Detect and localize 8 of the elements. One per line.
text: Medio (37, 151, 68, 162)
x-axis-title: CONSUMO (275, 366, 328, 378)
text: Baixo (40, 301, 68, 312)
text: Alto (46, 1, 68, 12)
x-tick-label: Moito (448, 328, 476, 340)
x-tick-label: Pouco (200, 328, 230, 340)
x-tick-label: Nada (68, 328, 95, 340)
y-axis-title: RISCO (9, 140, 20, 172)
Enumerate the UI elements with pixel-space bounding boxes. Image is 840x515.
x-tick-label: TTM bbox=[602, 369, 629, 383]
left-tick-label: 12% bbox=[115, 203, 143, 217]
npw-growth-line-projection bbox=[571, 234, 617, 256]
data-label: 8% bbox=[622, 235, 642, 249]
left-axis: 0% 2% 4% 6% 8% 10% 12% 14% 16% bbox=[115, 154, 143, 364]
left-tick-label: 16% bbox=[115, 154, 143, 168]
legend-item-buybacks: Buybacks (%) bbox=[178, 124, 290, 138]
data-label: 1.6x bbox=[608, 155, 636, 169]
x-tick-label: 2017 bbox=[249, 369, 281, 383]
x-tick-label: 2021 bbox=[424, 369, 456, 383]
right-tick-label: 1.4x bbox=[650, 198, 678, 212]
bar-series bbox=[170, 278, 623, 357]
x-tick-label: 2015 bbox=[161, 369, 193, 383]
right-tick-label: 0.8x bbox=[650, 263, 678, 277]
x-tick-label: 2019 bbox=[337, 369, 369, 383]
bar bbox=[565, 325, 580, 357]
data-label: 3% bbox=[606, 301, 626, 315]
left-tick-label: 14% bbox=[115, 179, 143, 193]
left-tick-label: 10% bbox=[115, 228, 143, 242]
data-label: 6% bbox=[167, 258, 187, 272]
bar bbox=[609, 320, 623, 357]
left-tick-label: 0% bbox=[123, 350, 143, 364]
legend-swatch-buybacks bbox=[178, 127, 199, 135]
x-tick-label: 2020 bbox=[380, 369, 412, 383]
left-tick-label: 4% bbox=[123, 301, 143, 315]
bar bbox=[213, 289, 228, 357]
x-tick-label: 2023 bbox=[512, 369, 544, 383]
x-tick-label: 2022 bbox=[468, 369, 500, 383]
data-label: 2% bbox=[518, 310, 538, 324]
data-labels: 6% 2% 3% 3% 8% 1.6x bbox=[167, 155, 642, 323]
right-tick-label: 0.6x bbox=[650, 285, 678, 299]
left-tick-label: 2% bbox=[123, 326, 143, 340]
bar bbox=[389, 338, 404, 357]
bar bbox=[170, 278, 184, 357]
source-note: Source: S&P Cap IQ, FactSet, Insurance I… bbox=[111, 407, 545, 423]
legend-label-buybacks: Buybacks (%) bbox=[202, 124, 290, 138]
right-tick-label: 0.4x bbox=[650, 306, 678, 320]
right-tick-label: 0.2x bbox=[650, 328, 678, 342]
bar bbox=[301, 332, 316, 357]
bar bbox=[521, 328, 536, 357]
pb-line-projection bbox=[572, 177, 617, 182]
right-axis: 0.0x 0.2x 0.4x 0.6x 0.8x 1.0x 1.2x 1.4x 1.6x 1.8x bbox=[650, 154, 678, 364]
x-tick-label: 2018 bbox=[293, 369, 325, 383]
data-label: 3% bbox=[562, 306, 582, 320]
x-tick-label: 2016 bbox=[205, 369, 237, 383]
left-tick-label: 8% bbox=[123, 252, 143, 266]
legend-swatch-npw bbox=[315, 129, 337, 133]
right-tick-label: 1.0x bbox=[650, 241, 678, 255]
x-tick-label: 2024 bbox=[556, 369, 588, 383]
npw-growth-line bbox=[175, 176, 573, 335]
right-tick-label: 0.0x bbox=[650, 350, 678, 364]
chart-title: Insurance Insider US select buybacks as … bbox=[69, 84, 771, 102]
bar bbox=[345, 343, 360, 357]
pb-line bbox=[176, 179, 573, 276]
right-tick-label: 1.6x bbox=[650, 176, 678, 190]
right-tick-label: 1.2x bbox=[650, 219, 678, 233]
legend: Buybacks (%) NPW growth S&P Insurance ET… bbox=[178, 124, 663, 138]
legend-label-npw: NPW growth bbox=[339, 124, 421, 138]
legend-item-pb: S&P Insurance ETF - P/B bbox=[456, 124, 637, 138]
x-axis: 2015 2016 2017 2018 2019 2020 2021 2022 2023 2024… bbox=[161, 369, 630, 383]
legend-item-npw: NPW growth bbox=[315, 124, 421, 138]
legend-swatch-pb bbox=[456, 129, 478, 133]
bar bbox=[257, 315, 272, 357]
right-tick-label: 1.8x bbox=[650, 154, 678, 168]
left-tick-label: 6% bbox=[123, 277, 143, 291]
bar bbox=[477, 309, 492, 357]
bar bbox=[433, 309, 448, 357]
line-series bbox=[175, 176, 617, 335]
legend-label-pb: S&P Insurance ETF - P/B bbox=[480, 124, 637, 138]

============

### Do this
Reproduce the rows above, swapping every "x-tick-label" for "x-axis-label" and leaving all other text unchanged.

### The reply
Detect and localize 8 of the elements. One per line.
text: Medio (37, 151, 68, 162)
x-axis-title: CONSUMO (275, 366, 328, 378)
text: Baixo (40, 301, 68, 312)
text: Alto (46, 1, 68, 12)
x-axis-label: Moito (448, 328, 476, 340)
x-axis-label: Pouco (200, 328, 230, 340)
x-axis-label: Nada (68, 328, 95, 340)
y-axis-title: RISCO (9, 140, 20, 172)
Enumerate the UI elements with pixel-space bounding boxes. Image is 840x515.
x-axis-label: TTM bbox=[602, 369, 629, 383]
left-tick-label: 12% bbox=[115, 203, 143, 217]
npw-growth-line-projection bbox=[571, 234, 617, 256]
data-label: 8% bbox=[622, 235, 642, 249]
left-axis: 0% 2% 4% 6% 8% 10% 12% 14% 16% bbox=[115, 154, 143, 364]
left-tick-label: 16% bbox=[115, 154, 143, 168]
legend-item-buybacks: Buybacks (%) bbox=[178, 124, 290, 138]
data-label: 1.6x bbox=[608, 155, 636, 169]
x-axis-label: 2017 bbox=[249, 369, 281, 383]
x-axis-label: 2021 bbox=[424, 369, 456, 383]
right-tick-label: 1.4x bbox=[650, 198, 678, 212]
bar-series bbox=[170, 278, 623, 357]
x-axis-label: 2015 bbox=[161, 369, 193, 383]
right-tick-label: 0.8x bbox=[650, 263, 678, 277]
x-axis-label: 2019 bbox=[337, 369, 369, 383]
bar bbox=[565, 325, 580, 357]
data-label: 3% bbox=[606, 301, 626, 315]
left-tick-label: 14% bbox=[115, 179, 143, 193]
left-tick-label: 10% bbox=[115, 228, 143, 242]
data-label: 6% bbox=[167, 258, 187, 272]
bar bbox=[609, 320, 623, 357]
left-tick-label: 0% bbox=[123, 350, 143, 364]
legend-swatch-buybacks bbox=[178, 127, 199, 135]
x-axis-label: 2020 bbox=[380, 369, 412, 383]
left-tick-label: 4% bbox=[123, 301, 143, 315]
bar bbox=[213, 289, 228, 357]
x-axis-label: 2023 bbox=[512, 369, 544, 383]
x-axis-label: 2022 bbox=[468, 369, 500, 383]
data-label: 2% bbox=[518, 310, 538, 324]
data-labels: 6% 2% 3% 3% 8% 1.6x bbox=[167, 155, 642, 323]
right-tick-label: 0.6x bbox=[650, 285, 678, 299]
left-tick-label: 2% bbox=[123, 326, 143, 340]
bar bbox=[389, 338, 404, 357]
bar bbox=[170, 278, 184, 357]
source-note: Source: S&P Cap IQ, FactSet, Insurance I… bbox=[111, 407, 545, 423]
legend-label-buybacks: Buybacks (%) bbox=[202, 124, 290, 138]
right-tick-label: 0.4x bbox=[650, 306, 678, 320]
right-tick-label: 0.2x bbox=[650, 328, 678, 342]
bar bbox=[301, 332, 316, 357]
bar bbox=[521, 328, 536, 357]
pb-line-projection bbox=[572, 177, 617, 182]
right-axis: 0.0x 0.2x 0.4x 0.6x 0.8x 1.0x 1.2x 1.4x 1.6x 1.8x bbox=[650, 154, 678, 364]
x-axis-label: 2018 bbox=[293, 369, 325, 383]
data-label: 3% bbox=[562, 306, 582, 320]
x-axis-label: 2016 bbox=[205, 369, 237, 383]
left-tick-label: 8% bbox=[123, 252, 143, 266]
legend-swatch-npw bbox=[315, 129, 337, 133]
right-tick-label: 1.0x bbox=[650, 241, 678, 255]
x-axis-label: 2024 bbox=[556, 369, 588, 383]
npw-growth-line bbox=[175, 176, 573, 335]
right-tick-label: 0.0x bbox=[650, 350, 678, 364]
chart-title: Insurance Insider US select buybacks as … bbox=[69, 84, 771, 102]
bar bbox=[345, 343, 360, 357]
pb-line bbox=[176, 179, 573, 276]
right-tick-label: 1.6x bbox=[650, 176, 678, 190]
right-tick-label: 1.2x bbox=[650, 219, 678, 233]
legend: Buybacks (%) NPW growth S&P Insurance ET… bbox=[178, 124, 663, 138]
legend-label-npw: NPW growth bbox=[339, 124, 421, 138]
legend-item-pb: S&P Insurance ETF - P/B bbox=[456, 124, 637, 138]
x-axis: 2015 2016 2017 2018 2019 2020 2021 2022 2023 2024… bbox=[161, 369, 630, 383]
legend-item-npw: NPW growth bbox=[315, 124, 421, 138]
legend-swatch-pb bbox=[456, 129, 478, 133]
bar bbox=[257, 315, 272, 357]
right-tick-label: 1.8x bbox=[650, 154, 678, 168]
left-tick-label: 6% bbox=[123, 277, 143, 291]
bar bbox=[477, 309, 492, 357]
bar bbox=[433, 309, 448, 357]
line-series bbox=[175, 176, 617, 335]
legend-label-pb: S&P Insurance ETF - P/B bbox=[480, 124, 637, 138]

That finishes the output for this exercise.